Request:
Transcribe the material word for word, but without the images.

Given records:
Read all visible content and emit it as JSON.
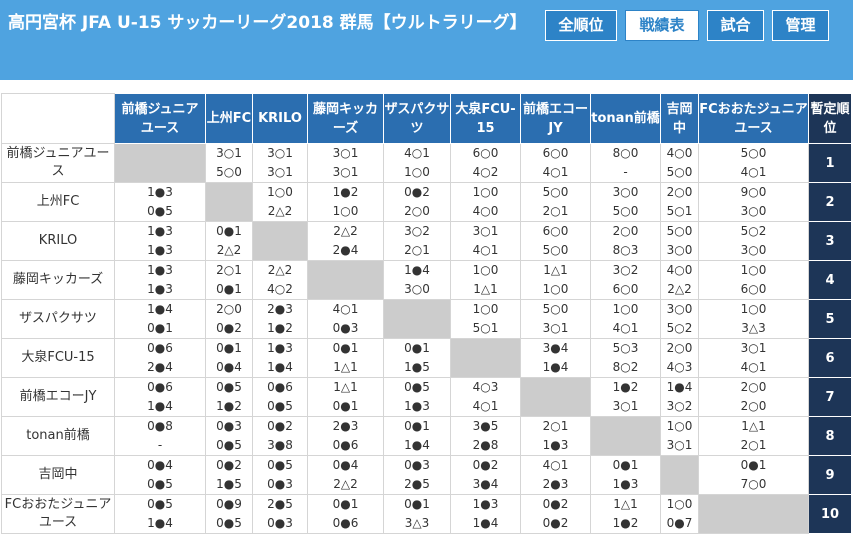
{
  "header": {
    "title": "高円宮杯 JFA U-15 サッカーリーグ2018 群馬【ウルトラリーグ】",
    "nav": [
      {
        "label": "全順位",
        "active": false
      },
      {
        "label": "戦績表",
        "active": true
      },
      {
        "label": "試合",
        "active": false
      },
      {
        "label": "管理",
        "active": false
      }
    ]
  },
  "table": {
    "rank_header": "暫定順位",
    "columns": [
      "前橋ジュニアユース",
      "上州FC",
      "KRILO",
      "藤岡キッカーズ",
      "ザスパクサツ",
      "大泉FCU-15",
      "前橋エコーJY",
      "tonan前橋",
      "吉岡中",
      "FCおおたジュニアユース"
    ],
    "rows": [
      {
        "team": "前橋ジュニアユース",
        "rank": "1",
        "results": [
          null,
          [
            "3○1",
            "5○0"
          ],
          [
            "3○1",
            "3○1"
          ],
          [
            "3○1",
            "3○1"
          ],
          [
            "4○1",
            "1○0"
          ],
          [
            "6○0",
            "4○2"
          ],
          [
            "6○0",
            "4○1"
          ],
          [
            "8○0",
            "-"
          ],
          [
            "4○0",
            "5○0"
          ],
          [
            "5○0",
            "4○1"
          ]
        ]
      },
      {
        "team": "上州FC",
        "rank": "2",
        "results": [
          [
            "1●3",
            "0●5"
          ],
          null,
          [
            "1○0",
            "2△2"
          ],
          [
            "1●2",
            "1○0"
          ],
          [
            "0●2",
            "2○0"
          ],
          [
            "1○0",
            "4○0"
          ],
          [
            "5○0",
            "2○1"
          ],
          [
            "3○0",
            "5○0"
          ],
          [
            "2○0",
            "5○1"
          ],
          [
            "9○0",
            "3○0"
          ]
        ]
      },
      {
        "team": "KRILO",
        "rank": "3",
        "results": [
          [
            "1●3",
            "1●3"
          ],
          [
            "0●1",
            "2△2"
          ],
          null,
          [
            "2△2",
            "2●4"
          ],
          [
            "3○2",
            "2○1"
          ],
          [
            "3○1",
            "4○1"
          ],
          [
            "6○0",
            "5○0"
          ],
          [
            "2○0",
            "8○3"
          ],
          [
            "5○0",
            "3○0"
          ],
          [
            "5○2",
            "3○0"
          ]
        ]
      },
      {
        "team": "藤岡キッカーズ",
        "rank": "4",
        "results": [
          [
            "1●3",
            "1●3"
          ],
          [
            "2○1",
            "0●1"
          ],
          [
            "2△2",
            "4○2"
          ],
          null,
          [
            "1●4",
            "3○0"
          ],
          [
            "1○0",
            "1△1"
          ],
          [
            "1△1",
            "1○0"
          ],
          [
            "3○2",
            "6○0"
          ],
          [
            "4○0",
            "2△2"
          ],
          [
            "1○0",
            "6○0"
          ]
        ]
      },
      {
        "team": "ザスパクサツ",
        "rank": "5",
        "results": [
          [
            "1●4",
            "0●1"
          ],
          [
            "2○0",
            "0●2"
          ],
          [
            "2●3",
            "1●2"
          ],
          [
            "4○1",
            "0●3"
          ],
          null,
          [
            "1○0",
            "5○1"
          ],
          [
            "5○0",
            "3○1"
          ],
          [
            "1○0",
            "4○1"
          ],
          [
            "3○0",
            "5○2"
          ],
          [
            "1○0",
            "3△3"
          ]
        ]
      },
      {
        "team": "大泉FCU-15",
        "rank": "6",
        "results": [
          [
            "0●6",
            "2●4"
          ],
          [
            "0●1",
            "0●4"
          ],
          [
            "1●3",
            "1●4"
          ],
          [
            "0●1",
            "1△1"
          ],
          [
            "0●1",
            "1●5"
          ],
          null,
          [
            "3●4",
            "1●4"
          ],
          [
            "5○3",
            "8○2"
          ],
          [
            "2○0",
            "4○3"
          ],
          [
            "3○1",
            "4○1"
          ]
        ]
      },
      {
        "team": "前橋エコーJY",
        "rank": "7",
        "results": [
          [
            "0●6",
            "1●4"
          ],
          [
            "0●5",
            "1●2"
          ],
          [
            "0●6",
            "0●5"
          ],
          [
            "1△1",
            "0●1"
          ],
          [
            "0●5",
            "1●3"
          ],
          [
            "4○3",
            "4○1"
          ],
          null,
          [
            "1●2",
            "3○1"
          ],
          [
            "1●4",
            "3○2"
          ],
          [
            "2○0",
            "2○0"
          ]
        ]
      },
      {
        "team": "tonan前橋",
        "rank": "8",
        "results": [
          [
            "0●8",
            "-"
          ],
          [
            "0●3",
            "0●5"
          ],
          [
            "0●2",
            "3●8"
          ],
          [
            "2●3",
            "0●6"
          ],
          [
            "0●1",
            "1●4"
          ],
          [
            "3●5",
            "2●8"
          ],
          [
            "2○1",
            "1●3"
          ],
          null,
          [
            "1○0",
            "3○1"
          ],
          [
            "1△1",
            "2○1"
          ]
        ]
      },
      {
        "team": "吉岡中",
        "rank": "9",
        "results": [
          [
            "0●4",
            "0●5"
          ],
          [
            "0●2",
            "1●5"
          ],
          [
            "0●5",
            "0●3"
          ],
          [
            "0●4",
            "2△2"
          ],
          [
            "0●3",
            "2●5"
          ],
          [
            "0●2",
            "3●4"
          ],
          [
            "4○1",
            "2●3"
          ],
          [
            "0●1",
            "1●3"
          ],
          null,
          [
            "0●1",
            "7○0"
          ]
        ]
      },
      {
        "team": "FCおおたジュニアユース",
        "rank": "10",
        "results": [
          [
            "0●5",
            "1●4"
          ],
          [
            "0●9",
            "0●5"
          ],
          [
            "2●5",
            "0●3"
          ],
          [
            "0●1",
            "0●6"
          ],
          [
            "0●1",
            "3△3"
          ],
          [
            "1●3",
            "1●4"
          ],
          [
            "0●2",
            "0●2"
          ],
          [
            "1△1",
            "1●2"
          ],
          [
            "1○0",
            "0●7"
          ],
          null
        ]
      }
    ]
  }
}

Full solution:
Read all visible content and emit it as JSON.
{
  "header": {
    "title": "高円宮杯 JFA U-15 サッカーリーグ2018 群馬【ウルトラリーグ】",
    "nav": [
      {
        "label": "全順位",
        "active": false
      },
      {
        "label": "戦績表",
        "active": true
      },
      {
        "label": "試合",
        "active": false
      },
      {
        "label": "管理",
        "active": false
      }
    ]
  },
  "table": {
    "rank_header": "暫定順位",
    "columns": [
      "前橋ジュニアユース",
      "上州FC",
      "KRILO",
      "藤岡キッカーズ",
      "ザスパクサツ",
      "大泉FCU-15",
      "前橋エコーJY",
      "tonan前橋",
      "吉岡中",
      "FCおおたジュニアユース"
    ],
    "rows": [
      {
        "team": "前橋ジュニアユース",
        "rank": "1",
        "results": [
          null,
          [
            "3○1",
            "5○0"
          ],
          [
            "3○1",
            "3○1"
          ],
          [
            "3○1",
            "3○1"
          ],
          [
            "4○1",
            "1○0"
          ],
          [
            "6○0",
            "4○2"
          ],
          [
            "6○0",
            "4○1"
          ],
          [
            "8○0",
            "-"
          ],
          [
            "4○0",
            "5○0"
          ],
          [
            "5○0",
            "4○1"
          ]
        ]
      },
      {
        "team": "上州FC",
        "rank": "2",
        "results": [
          [
            "1●3",
            "0●5"
          ],
          null,
          [
            "1○0",
            "2△2"
          ],
          [
            "1●2",
            "1○0"
          ],
          [
            "0●2",
            "2○0"
          ],
          [
            "1○0",
            "4○0"
          ],
          [
            "5○0",
            "2○1"
          ],
          [
            "3○0",
            "5○0"
          ],
          [
            "2○0",
            "5○1"
          ],
          [
            "9○0",
            "3○0"
          ]
        ]
      },
      {
        "team": "KRILO",
        "rank": "3",
        "results": [
          [
            "1●3",
            "1●3"
          ],
          [
            "0●1",
            "2△2"
          ],
          null,
          [
            "2△2",
            "2●4"
          ],
          [
            "3○2",
            "2○1"
          ],
          [
            "3○1",
            "4○1"
          ],
          [
            "6○0",
            "5○0"
          ],
          [
            "2○0",
            "8○3"
          ],
          [
            "5○0",
            "3○0"
          ],
          [
            "5○2",
            "3○0"
          ]
        ]
      },
      {
        "team": "藤岡キッカーズ",
        "rank": "4",
        "results": [
          [
            "1●3",
            "1●3"
          ],
          [
            "2○1",
            "0●1"
          ],
          [
            "2△2",
            "4○2"
          ],
          null,
          [
            "1●4",
            "3○0"
          ],
          [
            "1○0",
            "1△1"
          ],
          [
            "1△1",
            "1○0"
          ],
          [
            "3○2",
            "6○0"
          ],
          [
            "4○0",
            "2△2"
          ],
          [
            "1○0",
            "6○0"
          ]
        ]
      },
      {
        "team": "ザスパクサツ",
        "rank": "5",
        "results": [
          [
            "1●4",
            "0●1"
          ],
          [
            "2○0",
            "0●2"
          ],
          [
            "2●3",
            "1●2"
          ],
          [
            "4○1",
            "0●3"
          ],
          null,
          [
            "1○0",
            "5○1"
          ],
          [
            "5○0",
            "3○1"
          ],
          [
            "1○0",
            "4○1"
          ],
          [
            "3○0",
            "5○2"
          ],
          [
            "1○0",
            "3△3"
          ]
        ]
      },
      {
        "team": "大泉FCU-15",
        "rank": "6",
        "results": [
          [
            "0●6",
            "2●4"
          ],
          [
            "0●1",
            "0●4"
          ],
          [
            "1●3",
            "1●4"
          ],
          [
            "0●1",
            "1△1"
          ],
          [
            "0●1",
            "1●5"
          ],
          null,
          [
            "3●4",
            "1●4"
          ],
          [
            "5○3",
            "8○2"
          ],
          [
            "2○0",
            "4○3"
          ],
          [
            "3○1",
            "4○1"
          ]
        ]
      },
      {
        "team": "前橋エコーJY",
        "rank": "7",
        "results": [
          [
            "0●6",
            "1●4"
          ],
          [
            "0●5",
            "1●2"
          ],
          [
            "0●6",
            "0●5"
          ],
          [
            "1△1",
            "0●1"
          ],
          [
            "0●5",
            "1●3"
          ],
          [
            "4○3",
            "4○1"
          ],
          null,
          [
            "1●2",
            "3○1"
          ],
          [
            "1●4",
            "3○2"
          ],
          [
            "2○0",
            "2○0"
          ]
        ]
      },
      {
        "team": "tonan前橋",
        "rank": "8",
        "results": [
          [
            "0●8",
            "-"
          ],
          [
            "0●3",
            "0●5"
          ],
          [
            "0●2",
            "3●8"
          ],
          [
            "2●3",
            "0●6"
          ],
          [
            "0●1",
            "1●4"
          ],
          [
            "3●5",
            "2●8"
          ],
          [
            "2○1",
            "1●3"
          ],
          null,
          [
            "1○0",
            "3○1"
          ],
          [
            "1△1",
            "2○1"
          ]
        ]
      },
      {
        "team": "吉岡中",
        "rank": "9",
        "results": [
          [
            "0●4",
            "0●5"
          ],
          [
            "0●2",
            "1●5"
          ],
          [
            "0●5",
            "0●3"
          ],
          [
            "0●4",
            "2△2"
          ],
          [
            "0●3",
            "2●5"
          ],
          [
            "0●2",
            "3●4"
          ],
          [
            "4○1",
            "2●3"
          ],
          [
            "0●1",
            "1●3"
          ],
          null,
          [
            "0●1",
            "7○0"
          ]
        ]
      },
      {
        "team": "FCおおたジュニアユース",
        "rank": "10",
        "results": [
          [
            "0●5",
            "1●4"
          ],
          [
            "0●9",
            "0●5"
          ],
          [
            "2●5",
            "0●3"
          ],
          [
            "0●1",
            "0●6"
          ],
          [
            "0●1",
            "3△3"
          ],
          [
            "1●3",
            "1●4"
          ],
          [
            "0●2",
            "0●2"
          ],
          [
            "1△1",
            "1●2"
          ],
          [
            "1○0",
            "0●7"
          ],
          null
        ]
      }
    ]
  }
}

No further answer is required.